↓
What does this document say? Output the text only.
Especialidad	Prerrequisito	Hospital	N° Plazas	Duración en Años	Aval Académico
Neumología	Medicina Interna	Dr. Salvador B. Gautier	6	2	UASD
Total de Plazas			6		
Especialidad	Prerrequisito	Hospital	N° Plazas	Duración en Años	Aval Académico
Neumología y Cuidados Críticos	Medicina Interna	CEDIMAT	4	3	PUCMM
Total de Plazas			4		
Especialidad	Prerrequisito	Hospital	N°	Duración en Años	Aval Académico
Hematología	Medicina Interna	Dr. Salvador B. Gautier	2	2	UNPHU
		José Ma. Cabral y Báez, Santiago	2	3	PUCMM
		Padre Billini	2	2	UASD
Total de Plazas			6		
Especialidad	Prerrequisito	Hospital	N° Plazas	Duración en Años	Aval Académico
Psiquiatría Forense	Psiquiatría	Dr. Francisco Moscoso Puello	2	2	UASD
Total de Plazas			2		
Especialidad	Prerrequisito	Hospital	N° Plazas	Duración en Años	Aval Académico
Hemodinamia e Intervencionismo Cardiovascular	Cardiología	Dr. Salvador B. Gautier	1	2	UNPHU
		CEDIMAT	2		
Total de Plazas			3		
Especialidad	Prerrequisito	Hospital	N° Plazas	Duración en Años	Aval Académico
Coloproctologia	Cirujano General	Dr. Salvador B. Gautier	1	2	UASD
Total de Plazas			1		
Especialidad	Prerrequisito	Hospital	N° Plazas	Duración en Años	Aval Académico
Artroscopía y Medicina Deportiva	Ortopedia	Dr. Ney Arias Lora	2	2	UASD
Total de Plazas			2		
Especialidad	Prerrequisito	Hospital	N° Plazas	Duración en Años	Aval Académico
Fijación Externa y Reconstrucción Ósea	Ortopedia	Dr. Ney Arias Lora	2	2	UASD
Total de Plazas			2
↑
▸ PROBLEM STATEMENT: Please reproduce every line of the material word for word.

▸ RESULT OF THIS EXERCISE:
What does this document say? Output the text only.
Especialidad	Prerrequisito	Hospital	N° Plazas	Duración en Años	Aval Académico
Neumología	Medicina Interna	Dr. Salvador B. Gautier	6	2	UASD
Total de Plazas			6		
Especialidad	Prerrequisito	Hospital	N° Plazas	Duración en Años	Aval Académico
Neumología y Cuidados Críticos	Medicina Interna	CEDIMAT	4	3	PUCMM
Total de Plazas			4		
Especialidad	Prerrequisito	Hospital	N°	Duración en Años	Aval Académico
Hematología	Medicina Interna	Dr. Salvador B. Gautier	2	2	UNPHU
		José Ma. Cabral y Báez, Santiago	2	3	PUCMM
		Padre Billini	2	2	UASD
Total de Plazas			6		
Especialidad	Prerrequisito	Hospital	N° Plazas	Duración en Años	Aval Académico
Psiquiatría Forense	Psiquiatría	Dr. Francisco Moscoso Puello	2	2	UASD
Total de Plazas			2		
Especialidad	Prerrequisito	Hospital	N° Plazas	Duración en Años	Aval Académico
Hemodinamia e Intervencionismo Cardiovascular	Cardiología	Dr. Salvador B. Gautier	1	2	UNPHU
		CEDIMAT	2		
Total de Plazas			3		
Especialidad	Prerrequisito	Hospital	N° Plazas	Duración en Años	Aval Académico
Coloproctologia	Cirujano General	Dr. Salvador B. Gautier	1	2	UASD
Total de Plazas			1		
Especialidad	Prerrequisito	Hospital	N° Plazas	Duración en Años	Aval Académico
Artroscopía y Medicina Deportiva	Ortopedia	Dr. Ney Arias Lora	2	2	UASD
Total de Plazas			2		
Especialidad	Prerrequisito	Hospital	N° Plazas	Duración en Años	Aval Académico
Fijación Externa y Reconstrucción Ósea	Ortopedia	Dr. Ney Arias Lora	2	2	UASD
Total de Plazas			2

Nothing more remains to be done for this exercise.